» **What the task asks**: Pick out each line containing the string "Dleduc".

(Collection entries)
[start]
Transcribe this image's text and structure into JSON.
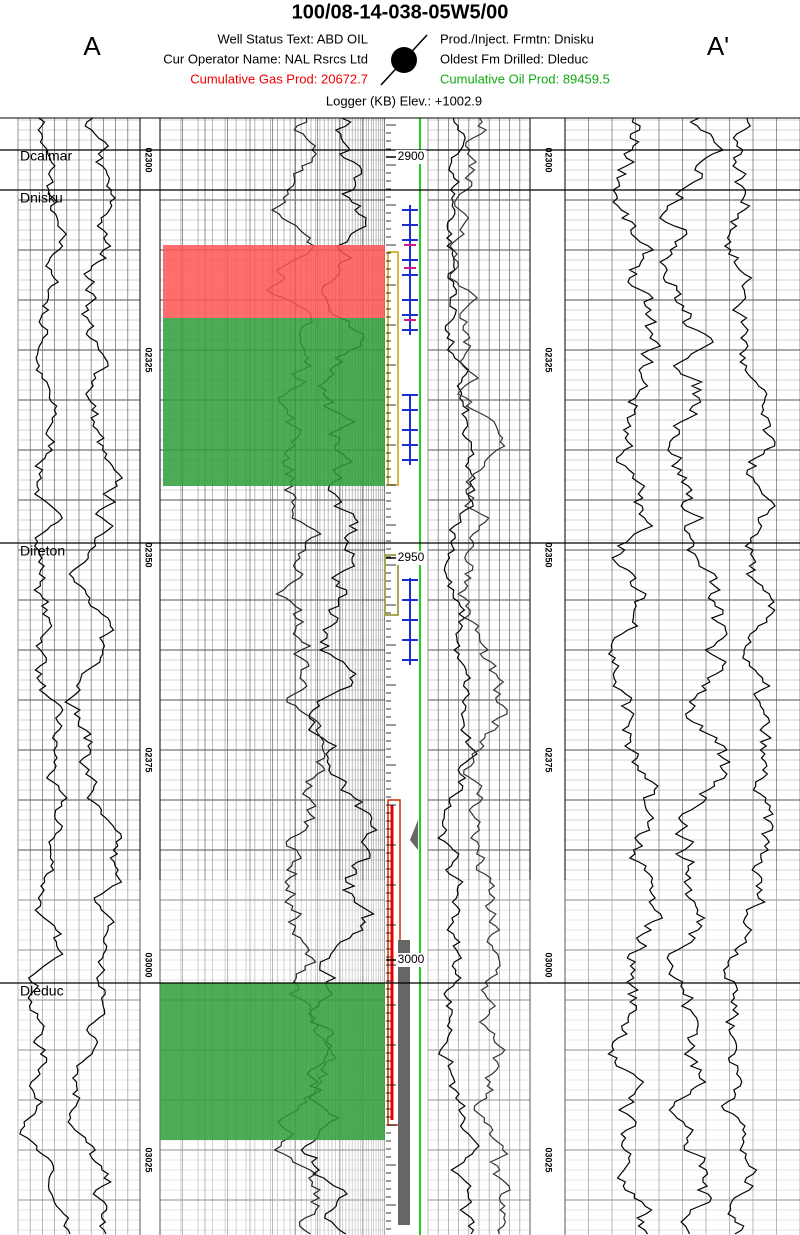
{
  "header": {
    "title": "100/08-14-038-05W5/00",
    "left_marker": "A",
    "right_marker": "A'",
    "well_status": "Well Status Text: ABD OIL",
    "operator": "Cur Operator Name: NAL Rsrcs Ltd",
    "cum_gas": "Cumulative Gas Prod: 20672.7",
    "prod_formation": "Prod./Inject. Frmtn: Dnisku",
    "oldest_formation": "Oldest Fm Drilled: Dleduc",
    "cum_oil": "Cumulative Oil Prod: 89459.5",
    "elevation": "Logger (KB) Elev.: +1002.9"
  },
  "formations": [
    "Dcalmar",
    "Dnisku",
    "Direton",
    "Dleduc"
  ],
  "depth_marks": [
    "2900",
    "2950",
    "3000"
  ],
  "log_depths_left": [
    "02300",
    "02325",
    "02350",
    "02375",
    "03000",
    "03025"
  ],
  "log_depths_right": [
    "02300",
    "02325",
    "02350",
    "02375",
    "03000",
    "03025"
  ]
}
[end]
[start]
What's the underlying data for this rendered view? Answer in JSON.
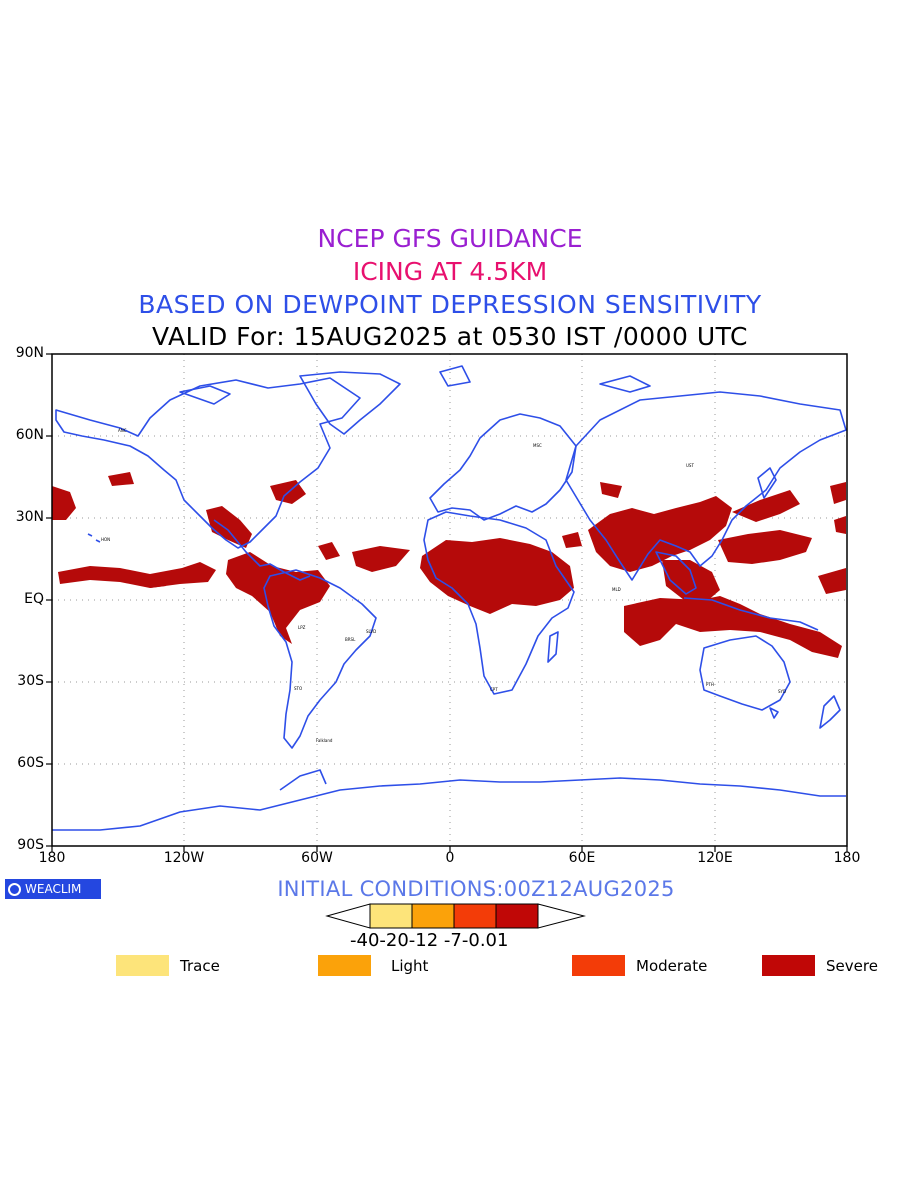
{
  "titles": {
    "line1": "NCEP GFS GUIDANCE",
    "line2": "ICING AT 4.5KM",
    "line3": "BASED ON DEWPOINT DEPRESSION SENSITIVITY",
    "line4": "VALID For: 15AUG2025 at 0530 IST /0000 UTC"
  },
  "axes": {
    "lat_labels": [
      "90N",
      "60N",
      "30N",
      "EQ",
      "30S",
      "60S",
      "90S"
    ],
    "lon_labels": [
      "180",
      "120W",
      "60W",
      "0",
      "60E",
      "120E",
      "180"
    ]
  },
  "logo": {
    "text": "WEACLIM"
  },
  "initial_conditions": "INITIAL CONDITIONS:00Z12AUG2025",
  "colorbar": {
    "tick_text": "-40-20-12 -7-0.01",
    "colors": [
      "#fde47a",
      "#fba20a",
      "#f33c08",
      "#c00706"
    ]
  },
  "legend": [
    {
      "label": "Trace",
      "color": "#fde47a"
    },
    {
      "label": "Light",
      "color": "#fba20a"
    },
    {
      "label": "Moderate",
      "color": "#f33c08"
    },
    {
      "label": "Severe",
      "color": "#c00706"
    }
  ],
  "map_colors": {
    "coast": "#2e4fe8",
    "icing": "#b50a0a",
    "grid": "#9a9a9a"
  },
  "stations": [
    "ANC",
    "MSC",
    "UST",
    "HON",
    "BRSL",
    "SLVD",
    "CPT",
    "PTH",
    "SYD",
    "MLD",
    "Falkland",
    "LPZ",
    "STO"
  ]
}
[end]
» **Response to this exercise**:
    "oldest_formation": "Oldest Fm Drilled: Dleduc",
    "Dleduc"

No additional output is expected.